Work to complete –
• a. For each statement about the Munster Mansion text, answer yes or no and quote the exact words that decide it: (i) Universal first built the house in 1946 for the film So Goes My Love. (ii) The Munsters filmed its interior scenes inside the house. (iii) The house's address was first meant to be 1313 Mockingbird Lane in Camelot, New Jersey.
• b. Write the next part of the Munster Mansion text, picking up after its last sentence.

Excerpt to read –
════════════════

The House on 'The Lane'
Long before it became television’s most famous spooky address, the Munster Mansion was simply another hardworking Hollywood house trying to make a living on the Universal lot. Like many stars of the golden age, it reinvented itself several times, survived dramatic makeovers, and somehow kept standing through decades of explosions, sitcoms, and suspiciously bad neighbourhood luck.
The story begins in 1946, when Universal built the house for the romantic period film So Goes My Love. Designed in the grand Second Empire Victorian style, the structure was originally constructed on Stage 12 alongside another Victorian home created specifically for the production. At the time, nobody could have guessed this slightly gloomy-looking residence would eventually become one of television’s most recognisable homes.
After filming wrapped, the house was dismantled and tucked away in storage — the Hollywood equivalent of putting your Christmas decorations in the attic and forgetting about them for a few years. Fortunately for the future Munsters, Universal had bigger plans. In the early 1950s the studio began building a new residential area on its front lot called River Road. The old Victorian sets were dusted off, rebuilt, and placed into active service once again.
From there, the house became one of those familiar “Hey, I’ve seen that place before!” locations that constantly popped up in classic television and film. It appeared in productions including Abbott and Costello Meet the Invisible Man, Alfred Hitchcock Presents, Wagon Train, Dragnet and Coogan's Bluff. At this stage it was still just another respectable Victorian home — no cobwebs, no bat-shaped weathervanes, and certainly no laboratory in the basement.
That all changed in 1964.
When Universal prepared the new sitcom The Munsters, the house underwent the architectural equivalent of a Halloween costume montage. Designers transformed the elegant Victorian residence into a delightfully creepy mansion worthy of Herman, Lily, Grandpa and the rest of television’s favourite monster family.
The third-floor octagonal tower was modified into a covered widow’s walk with a tented roof. A faux gingerbread gable appeared above the second-storey centre window. A chimney and crooked vampire-bat weathervane were added for good measure, because apparently subtlety was not part of the design brief. The grounds were dressed with dead trees, piles of leaves, and a dramatic stone entrance gate that practically screamed, “Nothing normal happens here.”
A darker paint job completed the transformation. While all interior scenes were filmed on separate soundstages, the exterior became instantly iconic. Television viewers soon learned the address by heart: 1313 Mockingbird Lane in Mockingbird Heights. Interestingly, the house was initially supposed to be located at 43 Mockingbird Lane in Camelot, New Jersey, but that changed before filming fully settled in.
Within the fictional world of the show, the mansion itself had a wonderfully bizarre backstory. According to series lore, it had been built atop the remains of an old fort, with Grandpa helping Herman and Lily buy the property by providing the down payment. Real estate agents rarely mention ancient fort ruins in listings these days, but perhaps they should.

════════════════

Dataset content –
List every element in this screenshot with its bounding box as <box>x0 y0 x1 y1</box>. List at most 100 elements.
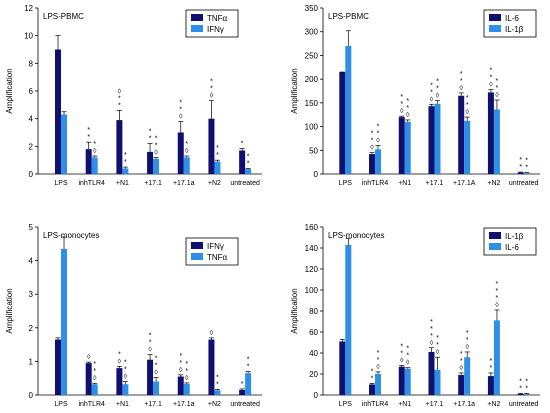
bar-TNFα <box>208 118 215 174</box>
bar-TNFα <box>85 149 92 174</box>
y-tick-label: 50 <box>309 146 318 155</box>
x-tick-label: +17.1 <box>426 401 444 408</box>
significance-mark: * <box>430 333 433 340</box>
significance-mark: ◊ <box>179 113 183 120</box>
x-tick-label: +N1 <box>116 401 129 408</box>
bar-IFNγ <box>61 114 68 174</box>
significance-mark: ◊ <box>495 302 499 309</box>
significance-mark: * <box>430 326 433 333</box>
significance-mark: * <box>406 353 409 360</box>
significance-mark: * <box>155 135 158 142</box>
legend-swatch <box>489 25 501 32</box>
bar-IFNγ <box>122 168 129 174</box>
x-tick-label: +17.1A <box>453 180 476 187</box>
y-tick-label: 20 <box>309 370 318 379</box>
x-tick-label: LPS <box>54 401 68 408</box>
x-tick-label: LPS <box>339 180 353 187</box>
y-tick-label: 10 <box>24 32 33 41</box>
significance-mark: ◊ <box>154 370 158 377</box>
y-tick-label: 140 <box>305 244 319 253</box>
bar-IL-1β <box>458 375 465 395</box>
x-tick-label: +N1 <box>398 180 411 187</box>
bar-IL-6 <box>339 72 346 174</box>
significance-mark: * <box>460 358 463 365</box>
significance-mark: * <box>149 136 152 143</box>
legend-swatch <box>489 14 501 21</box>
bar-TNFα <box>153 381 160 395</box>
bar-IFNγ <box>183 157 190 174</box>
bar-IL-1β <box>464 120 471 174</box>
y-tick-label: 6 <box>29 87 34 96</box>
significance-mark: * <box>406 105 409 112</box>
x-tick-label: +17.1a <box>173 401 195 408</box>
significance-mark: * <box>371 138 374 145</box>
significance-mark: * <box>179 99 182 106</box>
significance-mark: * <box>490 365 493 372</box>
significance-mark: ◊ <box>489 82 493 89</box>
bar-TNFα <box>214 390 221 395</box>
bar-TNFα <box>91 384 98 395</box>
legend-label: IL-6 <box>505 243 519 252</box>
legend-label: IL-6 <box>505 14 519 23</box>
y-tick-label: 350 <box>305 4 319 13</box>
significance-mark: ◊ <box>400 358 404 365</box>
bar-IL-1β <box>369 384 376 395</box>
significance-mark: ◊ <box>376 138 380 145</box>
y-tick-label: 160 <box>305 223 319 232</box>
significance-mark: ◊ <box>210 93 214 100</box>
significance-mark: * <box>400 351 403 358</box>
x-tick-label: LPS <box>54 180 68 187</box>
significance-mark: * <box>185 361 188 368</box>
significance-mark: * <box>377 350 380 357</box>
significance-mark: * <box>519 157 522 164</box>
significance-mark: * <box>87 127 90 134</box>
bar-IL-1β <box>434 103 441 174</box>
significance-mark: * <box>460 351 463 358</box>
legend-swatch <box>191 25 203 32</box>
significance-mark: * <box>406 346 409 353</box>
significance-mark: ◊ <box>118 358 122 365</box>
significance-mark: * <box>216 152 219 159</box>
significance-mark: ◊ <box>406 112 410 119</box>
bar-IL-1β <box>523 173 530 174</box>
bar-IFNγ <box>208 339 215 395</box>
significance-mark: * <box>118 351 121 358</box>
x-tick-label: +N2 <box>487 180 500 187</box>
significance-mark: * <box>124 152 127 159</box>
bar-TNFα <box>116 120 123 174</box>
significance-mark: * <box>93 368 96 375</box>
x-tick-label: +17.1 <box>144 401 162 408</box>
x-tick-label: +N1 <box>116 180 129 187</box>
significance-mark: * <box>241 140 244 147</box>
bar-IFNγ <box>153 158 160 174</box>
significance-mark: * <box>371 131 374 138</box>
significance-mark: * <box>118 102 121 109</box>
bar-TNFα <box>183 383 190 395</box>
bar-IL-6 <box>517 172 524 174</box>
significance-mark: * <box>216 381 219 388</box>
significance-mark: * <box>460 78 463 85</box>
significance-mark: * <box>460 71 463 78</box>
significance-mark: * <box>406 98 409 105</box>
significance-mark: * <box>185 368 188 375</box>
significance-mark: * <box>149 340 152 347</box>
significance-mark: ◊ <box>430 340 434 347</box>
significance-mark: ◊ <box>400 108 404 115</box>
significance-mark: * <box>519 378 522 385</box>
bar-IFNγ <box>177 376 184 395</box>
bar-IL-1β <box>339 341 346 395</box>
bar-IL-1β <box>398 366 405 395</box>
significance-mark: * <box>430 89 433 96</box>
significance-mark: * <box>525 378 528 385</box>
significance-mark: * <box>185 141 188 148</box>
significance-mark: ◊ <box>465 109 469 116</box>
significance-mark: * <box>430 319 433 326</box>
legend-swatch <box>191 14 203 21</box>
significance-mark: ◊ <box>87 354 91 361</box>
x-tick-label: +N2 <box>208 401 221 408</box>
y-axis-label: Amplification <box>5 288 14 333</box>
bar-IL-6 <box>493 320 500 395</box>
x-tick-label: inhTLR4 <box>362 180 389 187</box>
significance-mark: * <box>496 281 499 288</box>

════════════════

Results of the exercise –
• a.
(i) Yes: "The story begins in 1946, when Universal built the house for the romantic period film So Goes My Love."
(ii) No: "While all interior scenes were filmed on separate soundstages, the exterior became instantly iconic."
(iii) No: "the house was initially supposed to be located at 43 Mockingbird Lane in Camelot, New Jersey"

• b.
After The Munsters ended in 1966, along with the feature film Munster, Go Home!, the spooky decorations were stripped away. Gone were the dead trees, iron gates and gothic landscaping. Interestingly, although fans and studio workers began referring to the building as “the Munster Mansion,” that name was never actually used in the television series itself.
Then came another major upheaval. Universal redesigned much of its front lot, relocating numerous sets — including the famous house — to the backlot area known as Colonial Street. Unfortunately, by the time production began on the television movie The Munsters' Revenge, the mansion had changed so much that filmmakers could only use limited close-up shots of windows and garden areas. For wide exterior views, they relied heavily on stock footage from Munster, Go Home!.
The 1980s were not particularly kind to the old house. Renovations modernised the structure and removed many of the details added during its Munsters glory days. The charmingly spooky gingerbread gable disappeared, the widow’s walk tower lost its distinctive appearance, and the original porch was replaced with a larger wrap-around design. It was less “haunted mansion” and more “suburban home with surprisingly high renovation costs.”
Things got even rougher by 1987. The building had deteriorated so badly it could not properly appear in the pilot for The Munsters Today. Once again, producers turned to old stock footage to recreate the classic look audiences remembered.
Still, the house remained a dependable Hollywood workhorse. It continued appearing in productions such as The 'Burbs, another version of Dragnet, and the sitcom Coach.
Then came perhaps the most dramatic makeover of all.
During the mid-2000s, producers of Desperate Housewives decided the old Munster house needed a complete identity change. Concerned audiences would immediately recognise it as the Munsters home, they demolished the second floor and rebuilt it in a more modern Dutch Colonial Revival style. The distinctive mansard roof was replaced with a gambrel gable, and nearly all traces of the classic gothic detailing vanished.
Suddenly, the former Munster Mansion had a new life as 4351 Wisteria Lane.
Ironically, even without Herman and Grandpa living there, the property still attracted chaos. On Desperate Housewives, the home became a magnet for spectacularly bad luck. Residents met grim fates involving murder charges, rooftop falls, attic imprisonment, and various other events guaranteed to lower nearby property values.
Today, the original structure technically still exists — but only in its heavily remodelled Wisteria Lane form. The once-spooky mansion has been transformed into a modernised shell that barely resembles the wonderfully weird home television audiences fell in love with during the 1960s.
Still, beneath all the renovations and reinventions, there’s something rather fitting about the house’s long career. Much like the Munster family themselves, it never quite disappeared. It simply changed costumes, moved neighbourhoods, and kept shambling cheerfully along through Hollywood history.